> **Work required**
Find every line in the records below that contains the word "Streaming", and copy each such line.

> **Data excerpts**
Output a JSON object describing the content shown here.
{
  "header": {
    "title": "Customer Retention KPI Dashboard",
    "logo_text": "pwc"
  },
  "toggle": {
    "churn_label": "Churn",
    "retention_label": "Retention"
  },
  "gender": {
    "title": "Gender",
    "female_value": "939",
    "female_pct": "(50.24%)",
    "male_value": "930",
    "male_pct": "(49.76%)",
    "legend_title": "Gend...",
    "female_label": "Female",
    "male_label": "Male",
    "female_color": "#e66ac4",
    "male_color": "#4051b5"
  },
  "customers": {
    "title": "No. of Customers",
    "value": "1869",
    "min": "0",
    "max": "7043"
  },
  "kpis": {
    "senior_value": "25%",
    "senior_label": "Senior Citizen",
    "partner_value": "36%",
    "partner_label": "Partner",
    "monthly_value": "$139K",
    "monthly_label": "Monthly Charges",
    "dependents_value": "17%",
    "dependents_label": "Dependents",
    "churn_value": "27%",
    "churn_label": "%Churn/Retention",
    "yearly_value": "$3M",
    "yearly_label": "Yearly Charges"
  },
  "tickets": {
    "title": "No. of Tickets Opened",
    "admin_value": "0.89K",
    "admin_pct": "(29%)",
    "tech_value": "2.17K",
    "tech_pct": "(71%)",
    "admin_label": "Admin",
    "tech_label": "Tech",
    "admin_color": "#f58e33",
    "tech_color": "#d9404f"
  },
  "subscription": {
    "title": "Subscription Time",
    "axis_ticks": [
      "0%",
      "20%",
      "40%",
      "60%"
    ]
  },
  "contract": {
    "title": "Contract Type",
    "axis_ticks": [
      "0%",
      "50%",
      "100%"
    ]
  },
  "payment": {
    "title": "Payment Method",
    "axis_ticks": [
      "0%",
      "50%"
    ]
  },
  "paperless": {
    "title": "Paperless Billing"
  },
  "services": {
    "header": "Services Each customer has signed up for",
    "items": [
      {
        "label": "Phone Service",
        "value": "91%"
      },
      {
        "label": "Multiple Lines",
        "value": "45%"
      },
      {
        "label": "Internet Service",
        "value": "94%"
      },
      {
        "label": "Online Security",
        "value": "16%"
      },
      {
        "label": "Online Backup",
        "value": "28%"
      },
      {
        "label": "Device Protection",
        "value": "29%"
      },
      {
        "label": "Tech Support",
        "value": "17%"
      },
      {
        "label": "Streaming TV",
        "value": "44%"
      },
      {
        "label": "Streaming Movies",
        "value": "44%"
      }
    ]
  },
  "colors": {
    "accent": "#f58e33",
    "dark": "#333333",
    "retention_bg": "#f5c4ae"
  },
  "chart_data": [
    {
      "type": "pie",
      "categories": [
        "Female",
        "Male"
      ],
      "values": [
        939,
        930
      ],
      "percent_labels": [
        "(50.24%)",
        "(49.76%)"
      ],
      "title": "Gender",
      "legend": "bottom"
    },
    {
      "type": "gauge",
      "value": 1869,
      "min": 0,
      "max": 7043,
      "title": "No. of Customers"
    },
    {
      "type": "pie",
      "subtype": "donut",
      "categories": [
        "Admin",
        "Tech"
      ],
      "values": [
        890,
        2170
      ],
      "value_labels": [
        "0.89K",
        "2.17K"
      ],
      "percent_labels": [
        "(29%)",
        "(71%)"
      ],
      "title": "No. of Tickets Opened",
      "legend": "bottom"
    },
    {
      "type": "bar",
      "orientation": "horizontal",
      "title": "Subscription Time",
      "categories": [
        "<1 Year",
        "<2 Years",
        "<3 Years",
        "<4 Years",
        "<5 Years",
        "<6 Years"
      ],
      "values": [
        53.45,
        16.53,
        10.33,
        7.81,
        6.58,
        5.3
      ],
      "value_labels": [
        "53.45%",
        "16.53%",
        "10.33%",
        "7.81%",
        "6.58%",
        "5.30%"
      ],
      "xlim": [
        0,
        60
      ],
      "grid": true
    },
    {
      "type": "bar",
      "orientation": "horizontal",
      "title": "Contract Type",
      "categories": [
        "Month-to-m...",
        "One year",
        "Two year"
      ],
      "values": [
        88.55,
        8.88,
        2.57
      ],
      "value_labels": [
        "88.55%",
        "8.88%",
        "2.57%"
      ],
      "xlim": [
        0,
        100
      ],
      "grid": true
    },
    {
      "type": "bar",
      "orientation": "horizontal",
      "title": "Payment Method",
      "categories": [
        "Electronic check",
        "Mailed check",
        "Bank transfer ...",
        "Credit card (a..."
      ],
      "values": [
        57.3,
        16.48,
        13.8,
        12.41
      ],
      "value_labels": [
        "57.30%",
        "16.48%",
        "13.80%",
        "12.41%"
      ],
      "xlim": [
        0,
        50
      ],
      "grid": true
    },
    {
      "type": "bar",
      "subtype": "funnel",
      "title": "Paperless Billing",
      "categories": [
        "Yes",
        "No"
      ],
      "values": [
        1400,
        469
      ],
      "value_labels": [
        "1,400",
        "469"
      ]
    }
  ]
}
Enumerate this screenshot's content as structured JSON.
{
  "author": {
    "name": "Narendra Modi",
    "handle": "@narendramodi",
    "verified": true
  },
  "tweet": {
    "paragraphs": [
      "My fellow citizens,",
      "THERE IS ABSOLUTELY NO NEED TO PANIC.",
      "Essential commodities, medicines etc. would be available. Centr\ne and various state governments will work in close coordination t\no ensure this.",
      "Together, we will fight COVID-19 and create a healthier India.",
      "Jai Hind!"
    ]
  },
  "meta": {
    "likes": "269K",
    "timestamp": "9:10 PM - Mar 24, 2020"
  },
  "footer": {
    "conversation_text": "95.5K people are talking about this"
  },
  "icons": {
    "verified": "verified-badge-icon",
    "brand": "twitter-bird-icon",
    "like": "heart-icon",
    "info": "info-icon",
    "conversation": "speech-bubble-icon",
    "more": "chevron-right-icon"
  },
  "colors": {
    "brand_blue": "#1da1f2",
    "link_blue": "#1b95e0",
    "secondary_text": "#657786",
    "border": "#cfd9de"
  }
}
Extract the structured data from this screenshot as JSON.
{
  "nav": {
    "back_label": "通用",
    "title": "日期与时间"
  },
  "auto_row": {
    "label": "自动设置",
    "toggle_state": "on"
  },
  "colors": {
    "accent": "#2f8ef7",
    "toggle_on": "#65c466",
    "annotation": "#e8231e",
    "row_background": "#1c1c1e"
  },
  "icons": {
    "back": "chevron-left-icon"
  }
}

> **Complete response**
        "label": "Streaming TV",
        "label": "Streaming Movies",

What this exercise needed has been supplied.